=== Data lines ===
---------------

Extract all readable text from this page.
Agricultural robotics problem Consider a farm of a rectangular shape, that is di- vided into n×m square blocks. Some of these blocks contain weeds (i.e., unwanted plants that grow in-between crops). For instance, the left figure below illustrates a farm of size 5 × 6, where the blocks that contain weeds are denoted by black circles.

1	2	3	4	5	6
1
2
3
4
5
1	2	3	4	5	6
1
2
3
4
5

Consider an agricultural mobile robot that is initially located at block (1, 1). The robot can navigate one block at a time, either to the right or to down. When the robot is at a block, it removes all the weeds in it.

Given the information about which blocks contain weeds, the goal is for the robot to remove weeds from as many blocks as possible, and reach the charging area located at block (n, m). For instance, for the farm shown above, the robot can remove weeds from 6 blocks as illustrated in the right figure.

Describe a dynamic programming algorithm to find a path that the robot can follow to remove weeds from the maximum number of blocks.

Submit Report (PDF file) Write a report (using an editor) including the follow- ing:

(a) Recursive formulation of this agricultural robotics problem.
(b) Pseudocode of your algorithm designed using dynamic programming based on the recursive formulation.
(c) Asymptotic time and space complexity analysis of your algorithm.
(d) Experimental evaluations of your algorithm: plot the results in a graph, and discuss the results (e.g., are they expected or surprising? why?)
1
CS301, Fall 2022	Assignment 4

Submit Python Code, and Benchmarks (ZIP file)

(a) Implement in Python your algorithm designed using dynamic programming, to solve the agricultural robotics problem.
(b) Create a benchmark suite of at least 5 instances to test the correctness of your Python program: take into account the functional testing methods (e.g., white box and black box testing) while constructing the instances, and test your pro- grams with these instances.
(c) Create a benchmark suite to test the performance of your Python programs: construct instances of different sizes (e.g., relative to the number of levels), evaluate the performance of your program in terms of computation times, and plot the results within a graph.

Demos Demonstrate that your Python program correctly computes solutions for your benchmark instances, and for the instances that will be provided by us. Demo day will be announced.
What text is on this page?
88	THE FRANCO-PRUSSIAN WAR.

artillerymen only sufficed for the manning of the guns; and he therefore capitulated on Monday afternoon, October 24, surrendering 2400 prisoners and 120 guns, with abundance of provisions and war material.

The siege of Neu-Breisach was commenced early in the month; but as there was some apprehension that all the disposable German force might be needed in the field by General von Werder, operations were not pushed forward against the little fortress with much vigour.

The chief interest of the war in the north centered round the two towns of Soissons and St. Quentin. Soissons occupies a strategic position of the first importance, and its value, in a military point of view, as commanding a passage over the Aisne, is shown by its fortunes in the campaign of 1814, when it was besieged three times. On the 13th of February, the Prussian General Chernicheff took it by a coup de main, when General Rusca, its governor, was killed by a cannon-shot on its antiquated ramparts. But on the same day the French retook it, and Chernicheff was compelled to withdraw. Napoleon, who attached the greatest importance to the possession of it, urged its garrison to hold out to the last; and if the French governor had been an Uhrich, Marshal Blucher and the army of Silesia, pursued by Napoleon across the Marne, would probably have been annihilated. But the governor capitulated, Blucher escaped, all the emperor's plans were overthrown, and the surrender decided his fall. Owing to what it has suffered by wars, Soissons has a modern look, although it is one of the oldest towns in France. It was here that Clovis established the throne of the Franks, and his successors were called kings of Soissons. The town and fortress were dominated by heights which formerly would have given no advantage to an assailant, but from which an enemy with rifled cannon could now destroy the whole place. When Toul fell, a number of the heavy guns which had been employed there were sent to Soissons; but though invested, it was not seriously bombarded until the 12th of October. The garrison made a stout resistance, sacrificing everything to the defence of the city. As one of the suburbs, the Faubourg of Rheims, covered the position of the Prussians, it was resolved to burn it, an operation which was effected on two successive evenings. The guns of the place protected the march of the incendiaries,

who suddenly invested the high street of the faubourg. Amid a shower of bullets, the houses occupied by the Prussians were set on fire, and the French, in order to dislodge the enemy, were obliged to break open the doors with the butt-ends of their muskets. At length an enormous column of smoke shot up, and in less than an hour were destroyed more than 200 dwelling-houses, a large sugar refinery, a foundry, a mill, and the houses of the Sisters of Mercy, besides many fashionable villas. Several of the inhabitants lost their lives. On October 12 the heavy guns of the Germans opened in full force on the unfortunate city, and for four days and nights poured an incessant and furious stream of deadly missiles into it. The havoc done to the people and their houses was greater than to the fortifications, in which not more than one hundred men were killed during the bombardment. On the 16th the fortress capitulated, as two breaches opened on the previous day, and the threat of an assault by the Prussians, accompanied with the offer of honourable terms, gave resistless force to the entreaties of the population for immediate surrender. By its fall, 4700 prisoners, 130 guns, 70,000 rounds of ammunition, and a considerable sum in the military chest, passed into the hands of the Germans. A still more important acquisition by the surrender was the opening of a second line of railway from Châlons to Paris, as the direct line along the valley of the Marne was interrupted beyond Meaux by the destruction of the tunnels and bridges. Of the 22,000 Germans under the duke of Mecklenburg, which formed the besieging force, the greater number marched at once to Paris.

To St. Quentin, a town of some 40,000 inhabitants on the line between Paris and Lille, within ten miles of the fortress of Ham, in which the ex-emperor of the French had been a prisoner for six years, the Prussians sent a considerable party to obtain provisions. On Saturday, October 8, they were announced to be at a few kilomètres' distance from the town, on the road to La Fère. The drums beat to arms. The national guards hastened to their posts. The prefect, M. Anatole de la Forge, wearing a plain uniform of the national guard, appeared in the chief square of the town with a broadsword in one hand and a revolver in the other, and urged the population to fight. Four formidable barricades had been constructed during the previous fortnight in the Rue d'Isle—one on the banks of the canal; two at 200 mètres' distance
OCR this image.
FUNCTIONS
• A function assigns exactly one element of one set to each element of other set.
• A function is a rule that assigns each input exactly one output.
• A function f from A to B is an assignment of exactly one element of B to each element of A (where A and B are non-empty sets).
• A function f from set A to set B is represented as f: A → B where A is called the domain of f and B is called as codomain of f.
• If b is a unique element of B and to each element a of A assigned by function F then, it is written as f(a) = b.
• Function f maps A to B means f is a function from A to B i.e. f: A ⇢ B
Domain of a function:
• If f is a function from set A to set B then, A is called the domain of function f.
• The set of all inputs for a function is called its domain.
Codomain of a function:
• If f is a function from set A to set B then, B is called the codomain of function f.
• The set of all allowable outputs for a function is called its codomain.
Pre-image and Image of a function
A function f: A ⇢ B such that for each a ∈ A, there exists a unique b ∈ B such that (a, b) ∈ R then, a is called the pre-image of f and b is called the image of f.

---------------

=== Instructions for the task ===
Copy out every line of the data that includes "suite".

=== Solution for this task ===
(b) Create a benchmark suite of at least 5 instances to test the correctness of your Python program: take into account the functional testing methods (e.g., white box and black box testing) while constructing the instances, and test your pro- grams with these instances.
(c) Create a benchmark suite to test the performance of your Python programs: construct instances of different sizes (e.g., relative to the number of levels), evaluate the performance of your program in terms of computation times, and plot the results within a graph.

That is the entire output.